===== DATASET EXTRACT =====

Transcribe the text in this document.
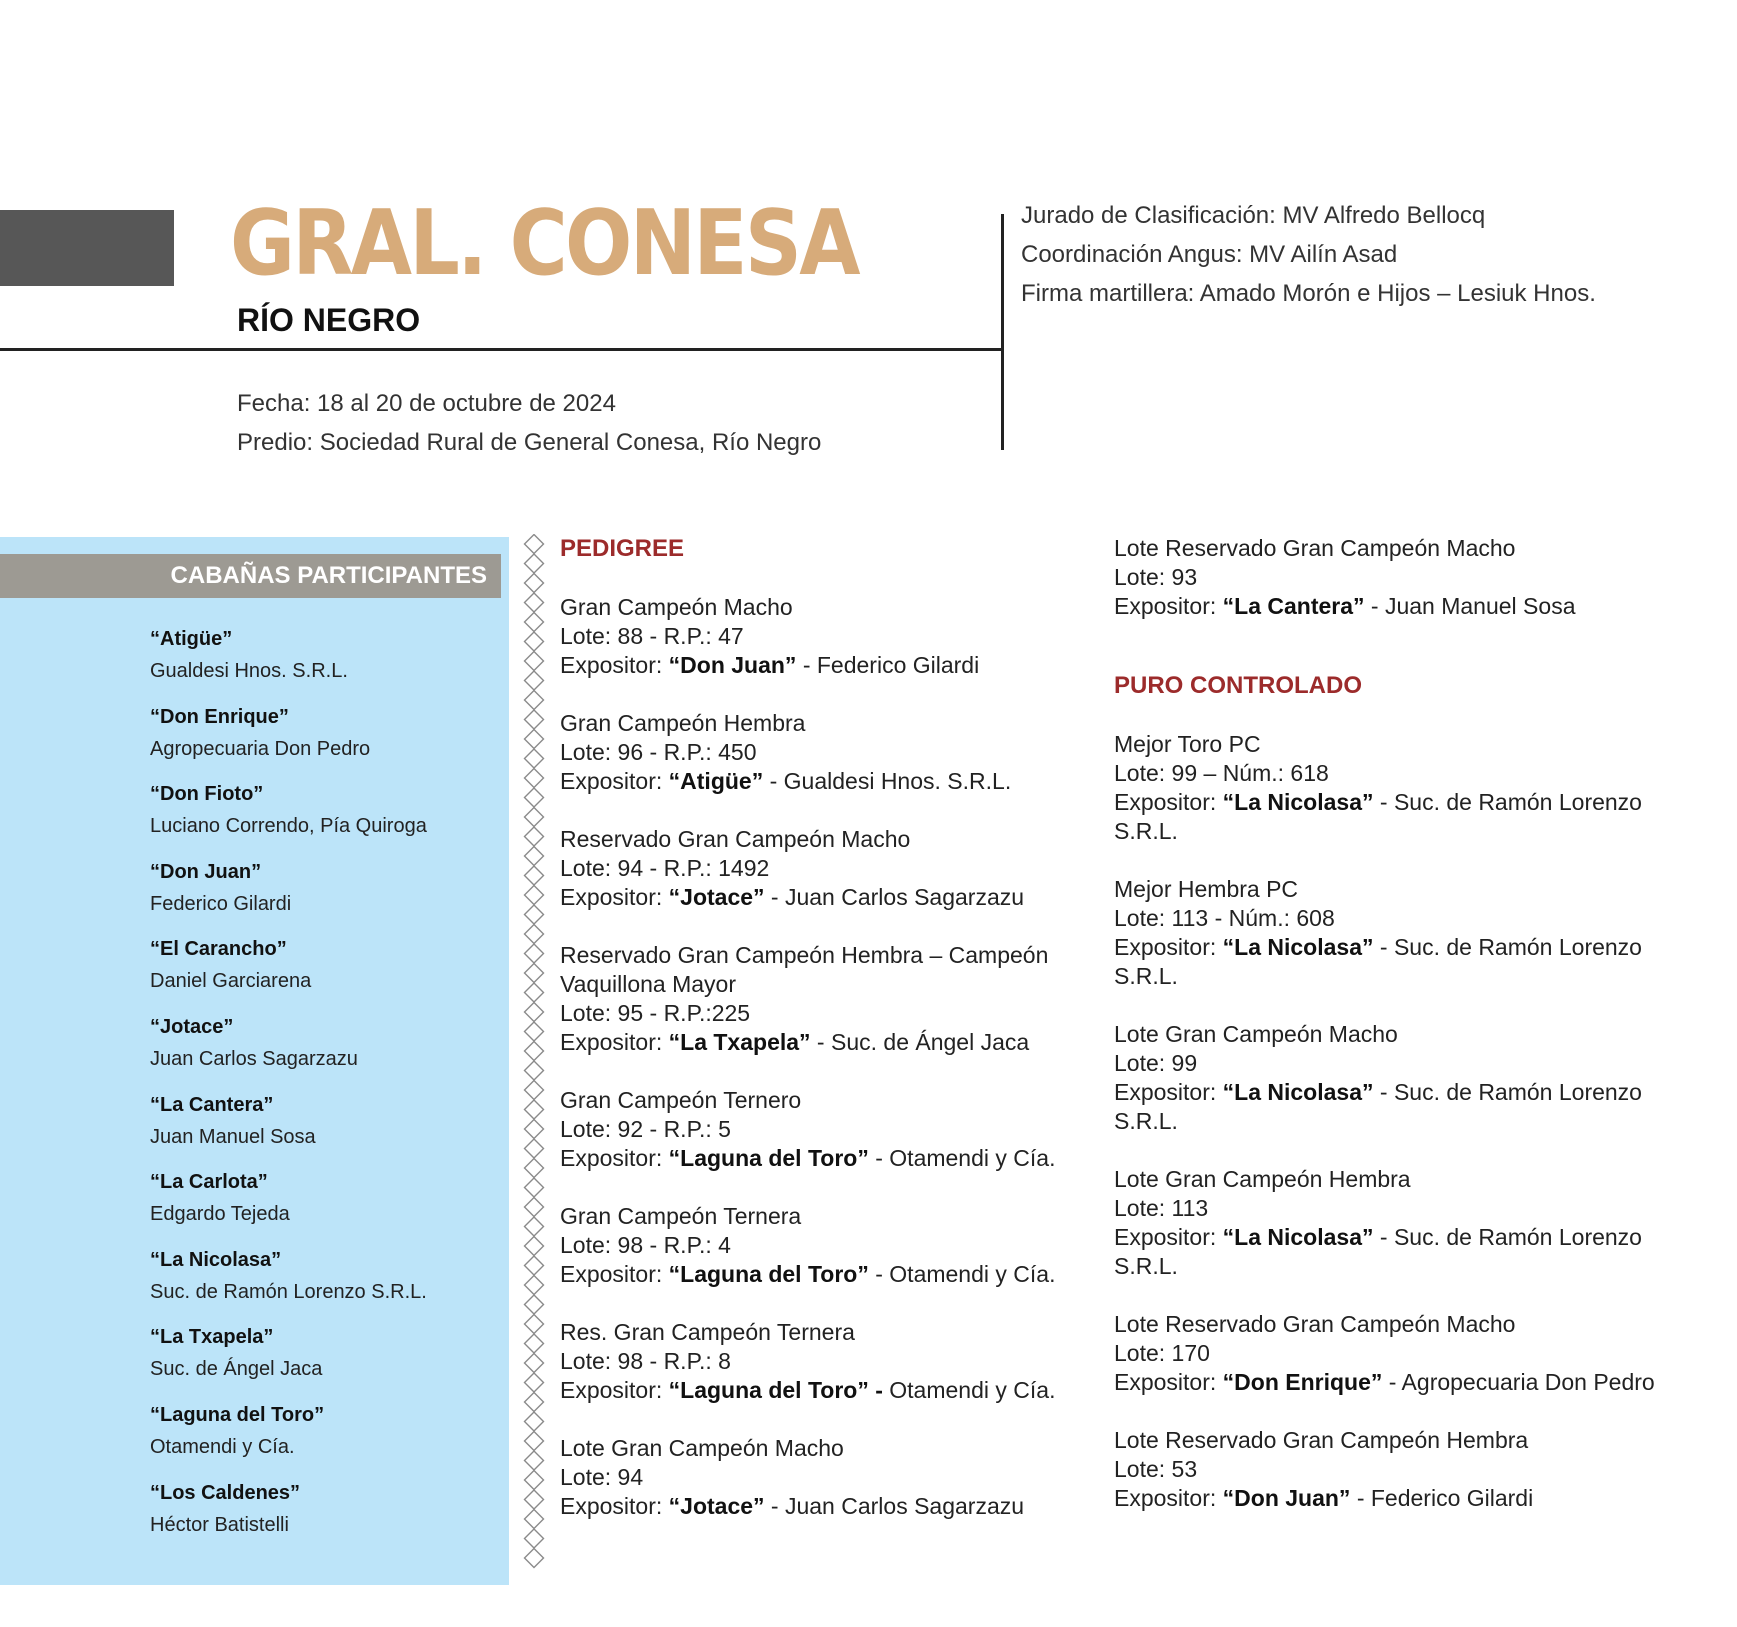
GRAL. CONESA
RÍO NEGRO

Fecha: 18 al 20 de octubre de 2024

Predio: Sociedad Rural de General Conesa, Río Negro

Jurado de Clasificación: MV Alfredo Bellocq

Coordinación Angus: MV Ailín Asad

Firma martillera: Amado Morón e Hijos – Lesiuk Hnos.

CABAÑAS PARTICIPANTES
“Atigüe”
Gualdesi Hnos. S.R.L.
“Don Enrique”
Agropecuaria Don Pedro
“Don Fioto”
Luciano Correndo, Pía Quiroga
“Don Juan”
Federico Gilardi
“El Carancho”
Daniel Garciarena
“Jotace”
Juan Carlos Sagarzazu
“La Cantera”
Juan Manuel Sosa
“La Carlota”
Edgardo Tejeda
“La Nicolasa”
Suc. de Ramón Lorenzo S.R.L.
“La Txapela”
Suc. de Ángel Jaca
“Laguna del Toro”
Otamendi y Cía.
“Los Caldenes”
Héctor Batistelli

PEDIGREE

Gran Campeón Macho
Lote: 88 - R.P.: 47
Expositor: “Don Juan” - Federico Gilardi
Gran Campeón Hembra
Lote: 96 - R.P.: 450
Expositor: “Atigüe” - Gualdesi Hnos. S.R.L.
Reservado Gran Campeón Macho
Lote: 94 - R.P.: 1492
Expositor: “Jotace” - Juan Carlos Sagarzazu
Reservado Gran Campeón Hembra – Campeón Vaquillona Mayor
Lote: 95 - R.P.:225
Expositor: “La Txapela” - Suc. de Ángel Jaca
Gran Campeón Ternero
Lote: 92 - R.P.: 5
Expositor: “Laguna del Toro” - Otamendi y Cía.
Gran Campeón Ternera
Lote: 98 - R.P.: 4
Expositor: “Laguna del Toro” - Otamendi y Cía.
Res. Gran Campeón Ternera
Lote: 98 - R.P.: 8
Expositor: “Laguna del Toro” - Otamendi y Cía.
Lote Gran Campeón Macho
Lote: 94
Expositor: “Jotace” - Juan Carlos Sagarzazu
Lote Reservado Gran Campeón Macho
Lote: 93
Expositor: “La Cantera” - Juan Manuel Sosa

PURO CONTROLADO

Mejor Toro PC
Lote: 99 – Núm.: 618
Expositor: “La Nicolasa” - Suc. de Ramón Lorenzo S.R.L.
Mejor Hembra PC
Lote: 113 - Núm.: 608
Expositor: “La Nicolasa” - Suc. de Ramón Lorenzo S.R.L.
Lote Gran Campeón Macho
Lote: 99
Expositor: “La Nicolasa” - Suc. de Ramón Lorenzo S.R.L.
Lote Gran Campeón Hembra
Lote: 113
Expositor: “La Nicolasa” - Suc. de Ramón Lorenzo S.R.L.
Lote Reservado Gran Campeón Macho
Lote: 170
Expositor: “Don Enrique” - Agropecuaria Don Pedro
Lote Reservado Gran Campeón Hembra
Lote: 53
Expositor: “Don Juan” - Federico Gilardi
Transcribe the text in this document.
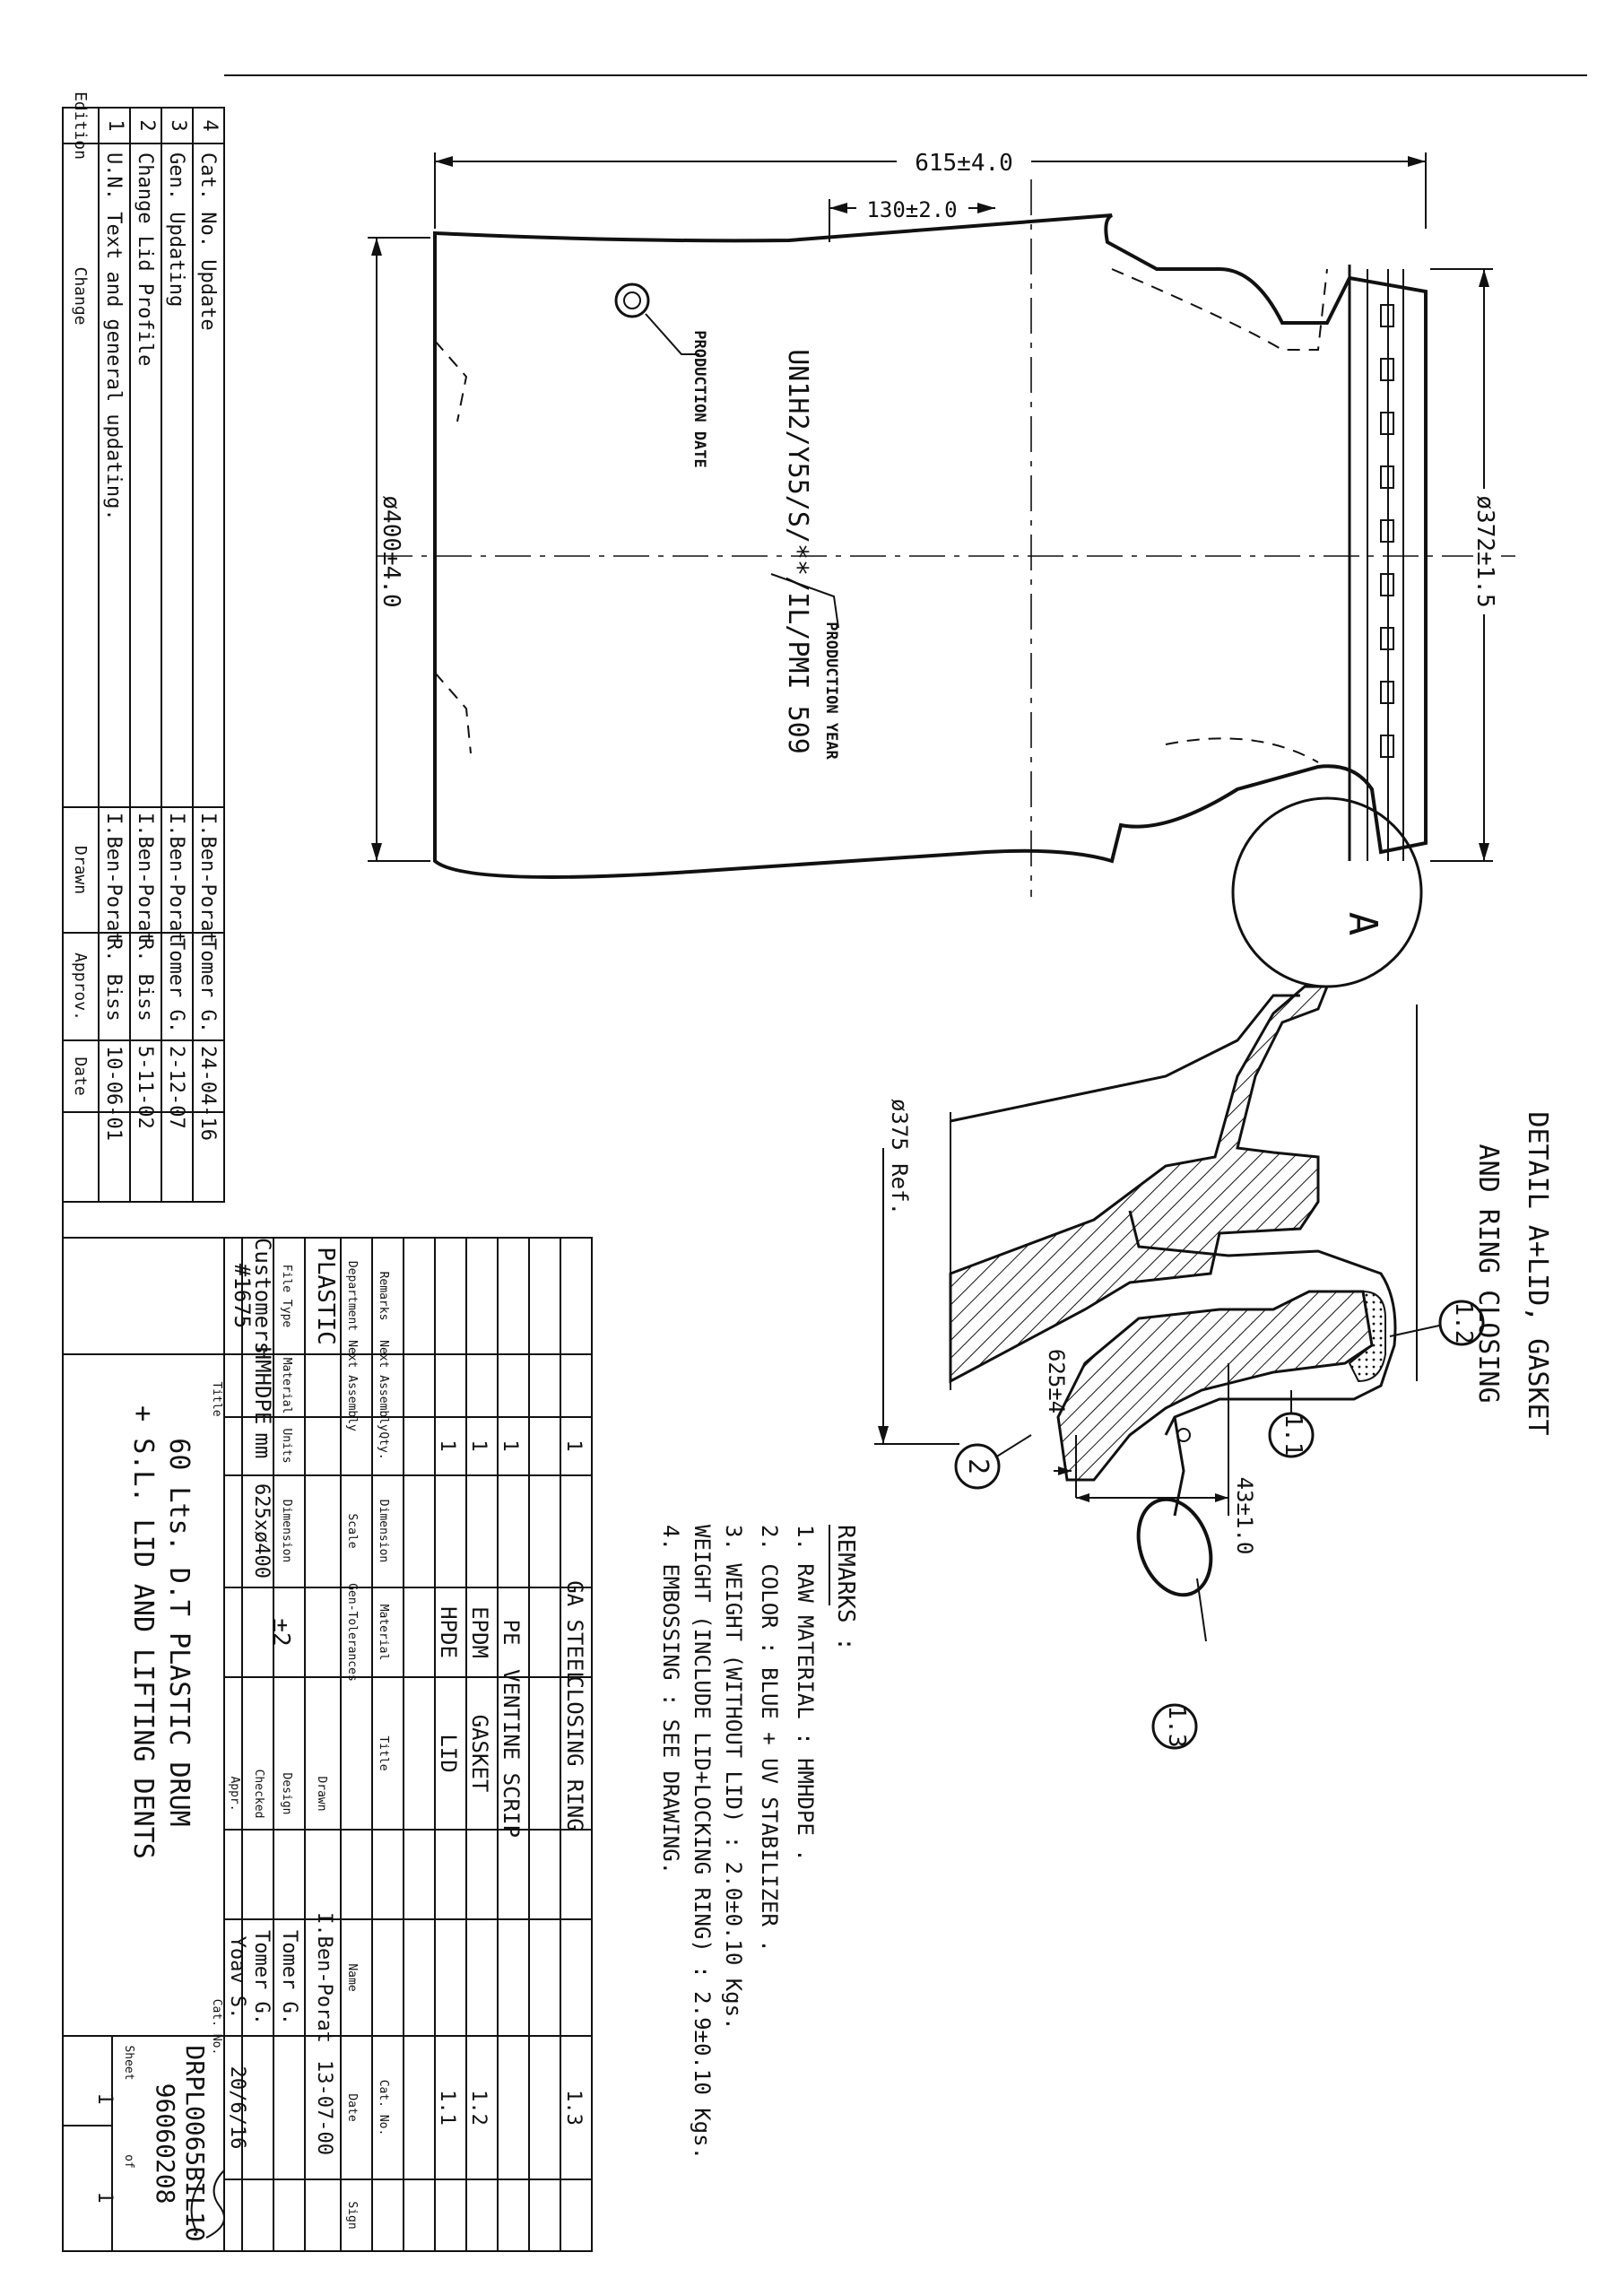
615±4.0
130±2.0
ø400±4.0	ø372±1.5
PRODUCTION DATE
PRODUCTION YEAR
UN1H2/Y55/S/**/IL/PMI 509
A
1.2
1.1
2
1.3
DETAIL A+LID, GASKET
AND RING CLOSING
ø375 Ref.
43±1.0
625±4
REMARKS :
1. RAW MATERIAL : HMHDPE .
2. COLOR : BLUE + UV STABILIZER .
3. WEIGHT (WITHOUT LID) : 2.0±0.10 Kgs.
WEIGHT (INCLUDE LID+LOCKING RING) : 2.9±0.10 Kgs.
4. EMBOSSING : SEE DRAWING.
Edition
Change
Drawn
Approv.
Date
1
U.N. Text and general updating.
I.Ben-Porat
R. Biss
10-06-01
2
Change Lid Profile
I.Ben-Porat
R. Biss
5-11-02
3
Gen. Updating
I.Ben-Porat
Tomer G.
2-12-07
4
Cat. No. Update
I.Ben-Porat
Tomer G.
24-04-16
1
HPDE
LID
1.1
1
EPDM
GASKET
1.2
1
PE
VENTINE SCRIP
1
GA STEEL
CLOSING RING
1.3
Remarks
Next Assembly
Qty.
Dimension
Material
Title
Cat. No.
Department
Next Assembly
Scale
Gen-Tolerances
Name
Date
Sign
PLASTIC
Drawn
I.Ben-Porat
13-07-00
File Type
Material
Units
Dimension
Design
Tomer G.
Customers
#1675
HMHDPE
mm
625xø400
±2
Checked
Tomer G.
Appr.
Yoav S.
20/6/16
Title
60 Lts. D.T PLASTIC DRUM
+ S.L. LID AND LIFTING DENTS
Cat. No.
DRPL0065BIL10
96060208
Sheet
1
of
1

=====

Restate the whole listing above exactly, except for its images.

▶ _TASK RESPONSE_
Transcribe the text in this document.
GRAL. CONESA
RÍO NEGRO

Fecha: 18 al 20 de octubre de 2024

Predio: Sociedad Rural de General Conesa, Río Negro

Jurado de Clasificación: MV Alfredo Bellocq

Coordinación Angus: MV Ailín Asad

Firma martillera: Amado Morón e Hijos – Lesiuk Hnos.

CABAÑAS PARTICIPANTES
“Atigüe”
Gualdesi Hnos. S.R.L.
“Don Enrique”
Agropecuaria Don Pedro
“Don Fioto”
Luciano Correndo, Pía Quiroga
“Don Juan”
Federico Gilardi
“El Carancho”
Daniel Garciarena
“Jotace”
Juan Carlos Sagarzazu
“La Cantera”
Juan Manuel Sosa
“La Carlota”
Edgardo Tejeda
“La Nicolasa”
Suc. de Ramón Lorenzo S.R.L.
“La Txapela”
Suc. de Ángel Jaca
“Laguna del Toro”
Otamendi y Cía.
“Los Caldenes”
Héctor Batistelli

PEDIGREE

Gran Campeón Macho
Lote: 88 - R.P.: 47
Expositor: “Don Juan” - Federico Gilardi
Gran Campeón Hembra
Lote: 96 - R.P.: 450
Expositor: “Atigüe” - Gualdesi Hnos. S.R.L.
Reservado Gran Campeón Macho
Lote: 94 - R.P.: 1492
Expositor: “Jotace” - Juan Carlos Sagarzazu
Reservado Gran Campeón Hembra – Campeón Vaquillona Mayor
Lote: 95 - R.P.:225
Expositor: “La Txapela” - Suc. de Ángel Jaca
Gran Campeón Ternero
Lote: 92 - R.P.: 5
Expositor: “Laguna del Toro” - Otamendi y Cía.
Gran Campeón Ternera
Lote: 98 - R.P.: 4
Expositor: “Laguna del Toro” - Otamendi y Cía.
Res. Gran Campeón Ternera
Lote: 98 - R.P.: 8
Expositor: “Laguna del Toro” - Otamendi y Cía.
Lote Gran Campeón Macho
Lote: 94
Expositor: “Jotace” - Juan Carlos Sagarzazu
Lote Reservado Gran Campeón Macho
Lote: 93
Expositor: “La Cantera” - Juan Manuel Sosa

PURO CONTROLADO

Mejor Toro PC
Lote: 99 – Núm.: 618
Expositor: “La Nicolasa” - Suc. de Ramón Lorenzo S.R.L.
Mejor Hembra PC
Lote: 113 - Núm.: 608
Expositor: “La Nicolasa” - Suc. de Ramón Lorenzo S.R.L.
Lote Gran Campeón Macho
Lote: 99
Expositor: “La Nicolasa” - Suc. de Ramón Lorenzo S.R.L.
Lote Gran Campeón Hembra
Lote: 113
Expositor: “La Nicolasa” - Suc. de Ramón Lorenzo S.R.L.
Lote Reservado Gran Campeón Macho
Lote: 170
Expositor: “Don Enrique” - Agropecuaria Don Pedro
Lote Reservado Gran Campeón Hembra
Lote: 53
Expositor: “Don Juan” - Federico Gilardi
Transcribe the text in this document.
615±4.0
130±2.0
ø400±4.0	ø372±1.5
PRODUCTION DATE
PRODUCTION YEAR
UN1H2/Y55/S/**/IL/PMI 509
A
1.2
1.1
2
1.3
DETAIL A+LID, GASKET
AND RING CLOSING
ø375 Ref.
43±1.0
625±4
REMARKS :
1. RAW MATERIAL : HMHDPE .
2. COLOR : BLUE + UV STABILIZER .
3. WEIGHT (WITHOUT LID) : 2.0±0.10 Kgs.
WEIGHT (INCLUDE LID+LOCKING RING) : 2.9±0.10 Kgs.
4. EMBOSSING : SEE DRAWING.
Edition
Change
Drawn
Approv.
Date
1
U.N. Text and general updating.
I.Ben-Porat
R. Biss
10-06-01
2
Change Lid Profile
I.Ben-Porat
R. Biss
5-11-02
3
Gen. Updating
I.Ben-Porat
Tomer G.
2-12-07
4
Cat. No. Update
I.Ben-Porat
Tomer G.
24-04-16
1
HPDE
LID
1.1
1
EPDM
GASKET
1.2
1
PE
VENTINE SCRIP
1
GA STEEL
CLOSING RING
1.3
Remarks
Next Assembly
Qty.
Dimension
Material
Title
Cat. No.
Department
Next Assembly
Scale
Gen-Tolerances
Name
Date
Sign
PLASTIC
Drawn
I.Ben-Porat
13-07-00
File Type
Material
Units
Dimension
Design
Tomer G.
Customers
#1675
HMHDPE
mm
625xø400
±2
Checked
Tomer G.
Appr.
Yoav S.
20/6/16
Title
60 Lts. D.T PLASTIC DRUM
+ S.L. LID AND LIFTING DENTS
Cat. No.
DRPL0065BIL10
96060208
Sheet
1
of
1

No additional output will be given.